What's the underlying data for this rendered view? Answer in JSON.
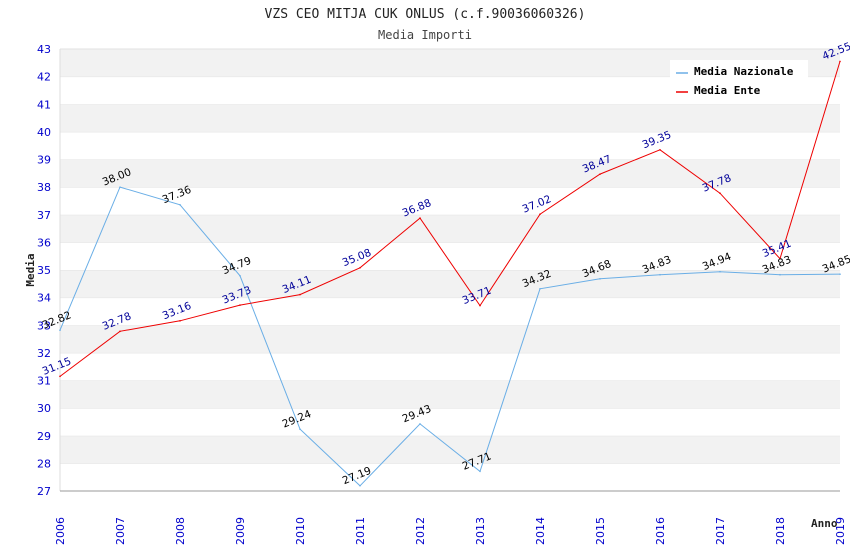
{
  "chart_data": {
    "type": "line",
    "title": "VZS CEO MITJA CUK ONLUS (c.f.90036060326)",
    "subtitle": "Media Importi",
    "xlabel": "Anno",
    "ylabel": "Media",
    "ylim": [
      27,
      43
    ],
    "x": [
      "2006",
      "2007",
      "2008",
      "2009",
      "2010",
      "2011",
      "2012",
      "2013",
      "2014",
      "2015",
      "2016",
      "2017",
      "2018",
      "2019"
    ],
    "series": [
      {
        "name": "Media Nazionale",
        "color": "#6aaee6",
        "label_color": "#000000",
        "values": [
          32.82,
          38.0,
          37.36,
          34.79,
          29.24,
          27.19,
          29.43,
          27.71,
          34.32,
          34.68,
          34.83,
          34.94,
          34.83,
          34.85
        ],
        "labels": [
          "32.82",
          "38.00",
          "37.36",
          "34.79",
          "29.24",
          "27.19",
          "29.43",
          "27.71",
          "34.32",
          "34.68",
          "34.83",
          "34.94",
          "34.83",
          "34.85"
        ]
      },
      {
        "name": "Media Ente",
        "color": "#ee0000",
        "label_color": "#000099",
        "values": [
          31.15,
          32.78,
          33.16,
          33.73,
          34.11,
          35.08,
          36.88,
          33.71,
          37.02,
          38.47,
          39.35,
          37.78,
          35.41,
          42.55
        ],
        "labels": [
          "31.15",
          "32.78",
          "33.16",
          "33.73",
          "34.11",
          "35.08",
          "36.88",
          "33.71",
          "37.02",
          "38.47",
          "39.35",
          "37.78",
          "35.41",
          "42.55"
        ]
      }
    ],
    "legend_position": "top-right",
    "grid": true
  }
}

********

- Task requirements:
Reply with nothing but the number of lines that contain the word "name".

- The answer:
2